Directions>
Could you output each line of the data that follows exactly?

Raw data>
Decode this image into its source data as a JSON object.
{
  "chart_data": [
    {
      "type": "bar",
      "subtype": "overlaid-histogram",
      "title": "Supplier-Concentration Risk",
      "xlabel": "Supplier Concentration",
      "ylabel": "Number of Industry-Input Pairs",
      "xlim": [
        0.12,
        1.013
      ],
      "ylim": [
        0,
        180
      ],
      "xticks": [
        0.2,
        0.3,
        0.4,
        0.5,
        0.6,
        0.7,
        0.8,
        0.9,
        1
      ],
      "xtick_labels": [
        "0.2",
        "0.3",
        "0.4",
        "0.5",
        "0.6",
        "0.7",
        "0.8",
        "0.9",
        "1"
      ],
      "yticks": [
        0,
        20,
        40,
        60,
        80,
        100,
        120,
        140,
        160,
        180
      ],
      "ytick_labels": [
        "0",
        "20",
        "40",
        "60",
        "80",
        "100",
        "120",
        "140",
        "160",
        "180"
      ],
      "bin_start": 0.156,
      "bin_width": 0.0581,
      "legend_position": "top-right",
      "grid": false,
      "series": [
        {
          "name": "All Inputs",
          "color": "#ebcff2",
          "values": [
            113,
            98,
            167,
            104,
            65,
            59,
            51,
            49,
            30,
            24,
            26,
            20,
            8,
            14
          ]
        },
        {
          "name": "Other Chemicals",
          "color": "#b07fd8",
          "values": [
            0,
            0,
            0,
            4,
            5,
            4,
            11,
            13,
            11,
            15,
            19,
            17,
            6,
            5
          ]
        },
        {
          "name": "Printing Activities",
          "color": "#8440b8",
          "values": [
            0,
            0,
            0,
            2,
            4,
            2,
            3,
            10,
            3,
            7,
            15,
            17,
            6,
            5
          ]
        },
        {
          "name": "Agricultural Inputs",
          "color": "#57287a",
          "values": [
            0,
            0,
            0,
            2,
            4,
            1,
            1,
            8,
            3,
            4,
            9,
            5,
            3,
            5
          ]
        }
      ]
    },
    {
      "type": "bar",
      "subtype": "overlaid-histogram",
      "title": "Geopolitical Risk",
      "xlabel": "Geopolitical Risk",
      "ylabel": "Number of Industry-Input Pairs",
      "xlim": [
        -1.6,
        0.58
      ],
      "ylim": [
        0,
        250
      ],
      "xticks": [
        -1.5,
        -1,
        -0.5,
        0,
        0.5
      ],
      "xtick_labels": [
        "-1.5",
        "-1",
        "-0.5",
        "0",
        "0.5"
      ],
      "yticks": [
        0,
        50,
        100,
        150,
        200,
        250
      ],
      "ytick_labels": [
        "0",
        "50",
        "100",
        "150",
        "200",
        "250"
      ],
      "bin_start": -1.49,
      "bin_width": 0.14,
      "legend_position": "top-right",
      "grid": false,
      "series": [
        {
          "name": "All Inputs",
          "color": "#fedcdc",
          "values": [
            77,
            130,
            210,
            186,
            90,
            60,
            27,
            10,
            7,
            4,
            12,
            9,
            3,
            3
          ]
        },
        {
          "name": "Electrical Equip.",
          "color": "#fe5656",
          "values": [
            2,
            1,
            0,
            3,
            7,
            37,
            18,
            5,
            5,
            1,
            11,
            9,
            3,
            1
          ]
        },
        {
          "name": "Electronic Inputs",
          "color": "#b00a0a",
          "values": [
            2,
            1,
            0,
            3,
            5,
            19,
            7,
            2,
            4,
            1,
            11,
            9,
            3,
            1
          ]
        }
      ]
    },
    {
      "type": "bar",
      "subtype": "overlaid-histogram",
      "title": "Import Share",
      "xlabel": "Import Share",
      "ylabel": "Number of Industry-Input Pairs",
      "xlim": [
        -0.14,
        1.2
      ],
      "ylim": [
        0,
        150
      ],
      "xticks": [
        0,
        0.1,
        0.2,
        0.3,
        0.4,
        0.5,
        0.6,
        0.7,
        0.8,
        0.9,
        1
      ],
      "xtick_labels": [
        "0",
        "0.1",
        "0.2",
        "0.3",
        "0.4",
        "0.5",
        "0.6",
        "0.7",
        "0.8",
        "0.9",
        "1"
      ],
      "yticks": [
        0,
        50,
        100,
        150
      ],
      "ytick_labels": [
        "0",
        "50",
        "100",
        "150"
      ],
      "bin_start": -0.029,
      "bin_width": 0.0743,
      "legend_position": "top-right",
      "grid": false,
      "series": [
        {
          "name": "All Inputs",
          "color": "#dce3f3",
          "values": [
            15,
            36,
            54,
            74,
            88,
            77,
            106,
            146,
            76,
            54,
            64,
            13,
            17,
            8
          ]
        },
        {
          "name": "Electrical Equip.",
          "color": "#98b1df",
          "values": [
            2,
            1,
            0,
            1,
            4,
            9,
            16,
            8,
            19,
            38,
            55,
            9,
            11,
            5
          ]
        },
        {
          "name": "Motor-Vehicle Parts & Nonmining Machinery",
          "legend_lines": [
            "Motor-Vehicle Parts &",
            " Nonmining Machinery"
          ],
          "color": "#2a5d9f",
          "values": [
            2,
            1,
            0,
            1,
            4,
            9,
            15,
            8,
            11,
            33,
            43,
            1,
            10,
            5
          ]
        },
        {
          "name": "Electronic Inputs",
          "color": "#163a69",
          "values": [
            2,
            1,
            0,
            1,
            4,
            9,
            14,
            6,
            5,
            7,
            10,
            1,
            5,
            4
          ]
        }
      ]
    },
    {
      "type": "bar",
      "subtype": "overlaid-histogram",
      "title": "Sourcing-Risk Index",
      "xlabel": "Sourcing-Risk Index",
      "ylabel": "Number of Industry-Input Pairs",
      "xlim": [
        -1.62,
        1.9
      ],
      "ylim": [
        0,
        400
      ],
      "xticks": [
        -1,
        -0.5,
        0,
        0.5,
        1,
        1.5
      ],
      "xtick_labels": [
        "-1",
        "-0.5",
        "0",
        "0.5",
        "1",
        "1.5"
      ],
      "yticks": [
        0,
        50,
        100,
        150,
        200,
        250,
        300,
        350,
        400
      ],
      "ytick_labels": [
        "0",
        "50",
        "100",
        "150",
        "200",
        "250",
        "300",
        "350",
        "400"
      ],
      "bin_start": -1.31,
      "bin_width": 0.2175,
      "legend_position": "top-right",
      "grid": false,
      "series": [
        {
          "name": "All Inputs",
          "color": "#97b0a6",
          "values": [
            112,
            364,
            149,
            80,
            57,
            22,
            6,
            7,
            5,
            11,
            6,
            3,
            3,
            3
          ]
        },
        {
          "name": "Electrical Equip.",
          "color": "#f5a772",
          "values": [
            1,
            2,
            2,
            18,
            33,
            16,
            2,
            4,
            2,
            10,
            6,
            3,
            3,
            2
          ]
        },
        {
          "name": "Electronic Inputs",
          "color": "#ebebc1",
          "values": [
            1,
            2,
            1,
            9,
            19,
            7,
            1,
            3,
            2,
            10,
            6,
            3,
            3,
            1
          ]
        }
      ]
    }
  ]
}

Exercise response>
Decode this image into its source data as a JSON object.
{
  "chart_data": [
    {
      "type": "bar",
      "subtype": "overlaid-histogram",
      "title": "Supplier-Concentration Risk",
      "xlabel": "Supplier Concentration",
      "ylabel": "Number of Industry-Input Pairs",
      "xlim": [
        0.12,
        1.013
      ],
      "ylim": [
        0,
        180
      ],
      "xticks": [
        0.2,
        0.3,
        0.4,
        0.5,
        0.6,
        0.7,
        0.8,
        0.9,
        1
      ],
      "xtick_labels": [
        "0.2",
        "0.3",
        "0.4",
        "0.5",
        "0.6",
        "0.7",
        "0.8",
        "0.9",
        "1"
      ],
      "yticks": [
        0,
        20,
        40,
        60,
        80,
        100,
        120,
        140,
        160,
        180
      ],
      "ytick_labels": [
        "0",
        "20",
        "40",
        "60",
        "80",
        "100",
        "120",
        "140",
        "160",
        "180"
      ],
      "bin_start": 0.156,
      "bin_width": 0.0581,
      "legend_position": "top-right",
      "grid": false,
      "series": [
        {
          "name": "All Inputs",
          "color": "#ebcff2",
          "values": [
            113,
            98,
            167,
            104,
            65,
            59,
            51,
            49,
            30,
            24,
            26,
            20,
            8,
            14
          ]
        },
        {
          "name": "Other Chemicals",
          "color": "#b07fd8",
          "values": [
            0,
            0,
            0,
            4,
            5,
            4,
            11,
            13,
            11,
            15,
            19,
            17,
            6,
            5
          ]
        },
        {
          "name": "Printing Activities",
          "color": "#8440b8",
          "values": [
            0,
            0,
            0,
            2,
            4,
            2,
            3,
            10,
            3,
            7,
            15,
            17,
            6,
            5
          ]
        },
        {
          "name": "Agricultural Inputs",
          "color": "#57287a",
          "values": [
            0,
            0,
            0,
            2,
            4,
            1,
            1,
            8,
            3,
            4,
            9,
            5,
            3,
            5
          ]
        }
      ]
    },
    {
      "type": "bar",
      "subtype": "overlaid-histogram",
      "title": "Geopolitical Risk",
      "xlabel": "Geopolitical Risk",
      "ylabel": "Number of Industry-Input Pairs",
      "xlim": [
        -1.6,
        0.58
      ],
      "ylim": [
        0,
        250
      ],
      "xticks": [
        -1.5,
        -1,
        -0.5,
        0,
        0.5
      ],
      "xtick_labels": [
        "-1.5",
        "-1",
        "-0.5",
        "0",
        "0.5"
      ],
      "yticks": [
        0,
        50,
        100,
        150,
        200,
        250
      ],
      "ytick_labels": [
        "0",
        "50",
        "100",
        "150",
        "200",
        "250"
      ],
      "bin_start": -1.49,
      "bin_width": 0.14,
      "legend_position": "top-right",
      "grid": false,
      "series": [
        {
          "name": "All Inputs",
          "color": "#fedcdc",
          "values": [
            77,
            130,
            210,
            186,
            90,
            60,
            27,
            10,
            7,
            4,
            12,
            9,
            3,
            3
          ]
        },
        {
          "name": "Electrical Equip.",
          "color": "#fe5656",
          "values": [
            2,
            1,
            0,
            3,
            7,
            37,
            18,
            5,
            5,
            1,
            11,
            9,
            3,
            1
          ]
        },
        {
          "name": "Electronic Inputs",
          "color": "#b00a0a",
          "values": [
            2,
            1,
            0,
            3,
            5,
            19,
            7,
            2,
            4,
            1,
            11,
            9,
            3,
            1
          ]
        }
      ]
    },
    {
      "type": "bar",
      "subtype": "overlaid-histogram",
      "title": "Import Share",
      "xlabel": "Import Share",
      "ylabel": "Number of Industry-Input Pairs",
      "xlim": [
        -0.14,
        1.2
      ],
      "ylim": [
        0,
        150
      ],
      "xticks": [
        0,
        0.1,
        0.2,
        0.3,
        0.4,
        0.5,
        0.6,
        0.7,
        0.8,
        0.9,
        1
      ],
      "xtick_labels": [
        "0",
        "0.1",
        "0.2",
        "0.3",
        "0.4",
        "0.5",
        "0.6",
        "0.7",
        "0.8",
        "0.9",
        "1"
      ],
      "yticks": [
        0,
        50,
        100,
        150
      ],
      "ytick_labels": [
        "0",
        "50",
        "100",
        "150"
      ],
      "bin_start": -0.029,
      "bin_width": 0.0743,
      "legend_position": "top-right",
      "grid": false,
      "series": [
        {
          "name": "All Inputs",
          "color": "#dce3f3",
          "values": [
            15,
            36,
            54,
            74,
            88,
            77,
            106,
            146,
            76,
            54,
            64,
            13,
            17,
            8
          ]
        },
        {
          "name": "Electrical Equip.",
          "color": "#98b1df",
          "values": [
            2,
            1,
            0,
            1,
            4,
            9,
            16,
            8,
            19,
            38,
            55,
            9,
            11,
            5
          ]
        },
        {
          "name": "Motor-Vehicle Parts & Nonmining Machinery",
          "legend_lines": [
            "Motor-Vehicle Parts &",
            " Nonmining Machinery"
          ],
          "color": "#2a5d9f",
          "values": [
            2,
            1,
            0,
            1,
            4,
            9,
            15,
            8,
            11,
            33,
            43,
            1,
            10,
            5
          ]
        },
        {
          "name": "Electronic Inputs",
          "color": "#163a69",
          "values": [
            2,
            1,
            0,
            1,
            4,
            9,
            14,
            6,
            5,
            7,
            10,
            1,
            5,
            4
          ]
        }
      ]
    },
    {
      "type": "bar",
      "subtype": "overlaid-histogram",
      "title": "Sourcing-Risk Index",
      "xlabel": "Sourcing-Risk Index",
      "ylabel": "Number of Industry-Input Pairs",
      "xlim": [
        -1.62,
        1.9
      ],
      "ylim": [
        0,
        400
      ],
      "xticks": [
        -1,
        -0.5,
        0,
        0.5,
        1,
        1.5
      ],
      "xtick_labels": [
        "-1",
        "-0.5",
        "0",
        "0.5",
        "1",
        "1.5"
      ],
      "yticks": [
        0,
        50,
        100,
        150,
        200,
        250,
        300,
        350,
        400
      ],
      "ytick_labels": [
        "0",
        "50",
        "100",
        "150",
        "200",
        "250",
        "300",
        "350",
        "400"
      ],
      "bin_start": -1.31,
      "bin_width": 0.2175,
      "legend_position": "top-right",
      "grid": false,
      "series": [
        {
          "name": "All Inputs",
          "color": "#97b0a6",
          "values": [
            112,
            364,
            149,
            80,
            57,
            22,
            6,
            7,
            5,
            11,
            6,
            3,
            3,
            3
          ]
        },
        {
          "name": "Electrical Equip.",
          "color": "#f5a772",
          "values": [
            1,
            2,
            2,
            18,
            33,
            16,
            2,
            4,
            2,
            10,
            6,
            3,
            3,
            2
          ]
        },
        {
          "name": "Electronic Inputs",
          "color": "#ebebc1",
          "values": [
            1,
            2,
            1,
            9,
            19,
            7,
            1,
            3,
            2,
            10,
            6,
            3,
            3,
            1
          ]
        }
      ]
    }
  ]
}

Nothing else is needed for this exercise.